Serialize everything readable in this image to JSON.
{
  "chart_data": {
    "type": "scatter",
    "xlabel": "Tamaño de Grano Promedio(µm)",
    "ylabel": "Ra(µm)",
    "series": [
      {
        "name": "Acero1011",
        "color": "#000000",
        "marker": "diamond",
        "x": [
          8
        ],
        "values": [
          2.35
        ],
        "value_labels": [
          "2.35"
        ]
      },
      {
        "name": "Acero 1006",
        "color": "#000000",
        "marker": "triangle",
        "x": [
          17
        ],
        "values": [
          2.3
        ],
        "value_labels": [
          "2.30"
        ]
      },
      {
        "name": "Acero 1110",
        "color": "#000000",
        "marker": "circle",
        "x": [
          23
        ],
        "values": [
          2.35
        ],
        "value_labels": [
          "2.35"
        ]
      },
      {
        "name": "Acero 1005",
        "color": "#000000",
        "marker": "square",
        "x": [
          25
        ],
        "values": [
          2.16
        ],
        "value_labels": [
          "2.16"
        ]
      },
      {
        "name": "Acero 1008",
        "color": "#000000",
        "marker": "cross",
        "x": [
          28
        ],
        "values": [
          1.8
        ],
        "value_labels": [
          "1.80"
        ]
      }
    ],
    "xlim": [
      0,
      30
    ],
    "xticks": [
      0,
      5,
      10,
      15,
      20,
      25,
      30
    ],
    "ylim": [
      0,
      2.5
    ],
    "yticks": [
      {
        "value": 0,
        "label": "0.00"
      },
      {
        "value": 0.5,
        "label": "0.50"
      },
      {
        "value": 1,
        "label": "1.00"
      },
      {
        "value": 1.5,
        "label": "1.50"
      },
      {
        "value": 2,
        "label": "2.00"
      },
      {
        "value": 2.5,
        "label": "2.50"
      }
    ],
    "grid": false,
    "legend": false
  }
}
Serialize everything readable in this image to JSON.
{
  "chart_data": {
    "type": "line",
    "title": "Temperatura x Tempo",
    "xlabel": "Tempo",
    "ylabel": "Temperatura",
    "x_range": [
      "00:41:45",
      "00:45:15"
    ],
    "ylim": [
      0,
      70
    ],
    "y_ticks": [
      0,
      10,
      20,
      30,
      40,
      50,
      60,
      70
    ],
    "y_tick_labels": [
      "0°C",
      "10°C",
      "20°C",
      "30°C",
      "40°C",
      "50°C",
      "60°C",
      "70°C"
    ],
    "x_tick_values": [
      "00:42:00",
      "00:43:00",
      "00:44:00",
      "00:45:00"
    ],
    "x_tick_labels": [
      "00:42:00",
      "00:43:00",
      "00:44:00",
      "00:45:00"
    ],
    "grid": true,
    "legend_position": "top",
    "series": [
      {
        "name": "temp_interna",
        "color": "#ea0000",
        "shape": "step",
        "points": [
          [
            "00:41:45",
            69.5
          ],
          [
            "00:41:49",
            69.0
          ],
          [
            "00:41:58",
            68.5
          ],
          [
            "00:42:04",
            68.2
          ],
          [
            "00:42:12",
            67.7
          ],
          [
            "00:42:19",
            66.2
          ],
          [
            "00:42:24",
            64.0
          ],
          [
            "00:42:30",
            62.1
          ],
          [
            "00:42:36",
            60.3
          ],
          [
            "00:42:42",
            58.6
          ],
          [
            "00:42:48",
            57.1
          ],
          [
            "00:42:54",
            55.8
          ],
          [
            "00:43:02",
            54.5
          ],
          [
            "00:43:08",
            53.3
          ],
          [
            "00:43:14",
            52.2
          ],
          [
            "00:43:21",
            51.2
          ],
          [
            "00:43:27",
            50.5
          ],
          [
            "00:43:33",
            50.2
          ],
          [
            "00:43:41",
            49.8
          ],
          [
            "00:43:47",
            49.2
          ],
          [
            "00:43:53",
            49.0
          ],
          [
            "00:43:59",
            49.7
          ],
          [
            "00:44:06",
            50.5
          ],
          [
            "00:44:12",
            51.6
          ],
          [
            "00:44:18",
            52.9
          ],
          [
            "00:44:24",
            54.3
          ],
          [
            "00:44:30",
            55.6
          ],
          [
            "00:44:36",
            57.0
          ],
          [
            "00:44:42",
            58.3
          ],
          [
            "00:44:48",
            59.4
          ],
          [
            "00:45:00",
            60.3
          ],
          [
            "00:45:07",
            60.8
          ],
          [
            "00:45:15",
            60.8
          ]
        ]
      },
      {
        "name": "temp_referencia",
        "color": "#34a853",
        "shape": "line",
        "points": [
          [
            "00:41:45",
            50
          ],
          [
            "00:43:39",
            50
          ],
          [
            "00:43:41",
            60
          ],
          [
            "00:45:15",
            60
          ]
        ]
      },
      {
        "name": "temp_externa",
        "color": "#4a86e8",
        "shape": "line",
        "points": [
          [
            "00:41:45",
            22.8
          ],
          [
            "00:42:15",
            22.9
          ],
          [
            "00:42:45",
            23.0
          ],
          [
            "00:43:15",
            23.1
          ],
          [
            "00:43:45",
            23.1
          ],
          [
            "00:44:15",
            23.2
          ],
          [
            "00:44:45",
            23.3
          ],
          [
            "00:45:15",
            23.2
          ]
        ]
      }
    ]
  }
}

####

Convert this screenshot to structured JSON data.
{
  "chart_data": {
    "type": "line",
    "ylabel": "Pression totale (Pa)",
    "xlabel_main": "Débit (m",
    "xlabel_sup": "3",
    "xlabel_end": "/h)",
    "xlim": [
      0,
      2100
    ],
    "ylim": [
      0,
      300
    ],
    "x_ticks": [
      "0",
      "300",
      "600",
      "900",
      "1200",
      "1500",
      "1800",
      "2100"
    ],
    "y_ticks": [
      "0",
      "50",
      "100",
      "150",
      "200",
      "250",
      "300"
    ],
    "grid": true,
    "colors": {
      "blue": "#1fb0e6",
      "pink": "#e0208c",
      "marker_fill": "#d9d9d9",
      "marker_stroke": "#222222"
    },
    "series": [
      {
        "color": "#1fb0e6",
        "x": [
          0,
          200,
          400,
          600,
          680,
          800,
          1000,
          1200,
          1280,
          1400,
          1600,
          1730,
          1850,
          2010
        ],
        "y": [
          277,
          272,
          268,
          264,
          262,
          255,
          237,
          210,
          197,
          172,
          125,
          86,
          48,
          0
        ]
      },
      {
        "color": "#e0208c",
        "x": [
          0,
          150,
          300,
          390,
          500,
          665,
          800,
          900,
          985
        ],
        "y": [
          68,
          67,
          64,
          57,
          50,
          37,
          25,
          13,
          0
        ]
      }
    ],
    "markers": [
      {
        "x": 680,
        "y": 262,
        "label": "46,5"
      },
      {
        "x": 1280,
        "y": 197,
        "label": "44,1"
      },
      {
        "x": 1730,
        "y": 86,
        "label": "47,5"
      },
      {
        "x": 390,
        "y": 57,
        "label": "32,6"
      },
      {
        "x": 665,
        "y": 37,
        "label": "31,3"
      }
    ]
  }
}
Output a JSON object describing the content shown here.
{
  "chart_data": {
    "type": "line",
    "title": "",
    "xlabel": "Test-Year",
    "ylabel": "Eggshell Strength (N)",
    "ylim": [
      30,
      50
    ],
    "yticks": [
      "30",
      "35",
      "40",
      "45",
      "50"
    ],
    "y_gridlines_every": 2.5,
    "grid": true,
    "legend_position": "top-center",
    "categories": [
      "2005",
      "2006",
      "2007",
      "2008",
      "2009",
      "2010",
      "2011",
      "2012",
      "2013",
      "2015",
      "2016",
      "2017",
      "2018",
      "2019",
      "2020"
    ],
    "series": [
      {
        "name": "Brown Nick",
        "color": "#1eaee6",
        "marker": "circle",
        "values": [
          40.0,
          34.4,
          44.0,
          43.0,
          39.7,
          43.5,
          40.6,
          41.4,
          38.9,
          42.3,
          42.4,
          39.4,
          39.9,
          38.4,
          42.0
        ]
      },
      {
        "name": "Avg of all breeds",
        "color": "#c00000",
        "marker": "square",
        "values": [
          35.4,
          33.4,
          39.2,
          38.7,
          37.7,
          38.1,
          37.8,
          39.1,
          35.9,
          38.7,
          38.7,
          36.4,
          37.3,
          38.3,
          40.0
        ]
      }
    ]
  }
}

####

Filter the records above and return every line that holds the word "Tempo".

## SOLUTION BELOW
    "title": "Temperatura x Tempo",
    "xlabel": "Tempo",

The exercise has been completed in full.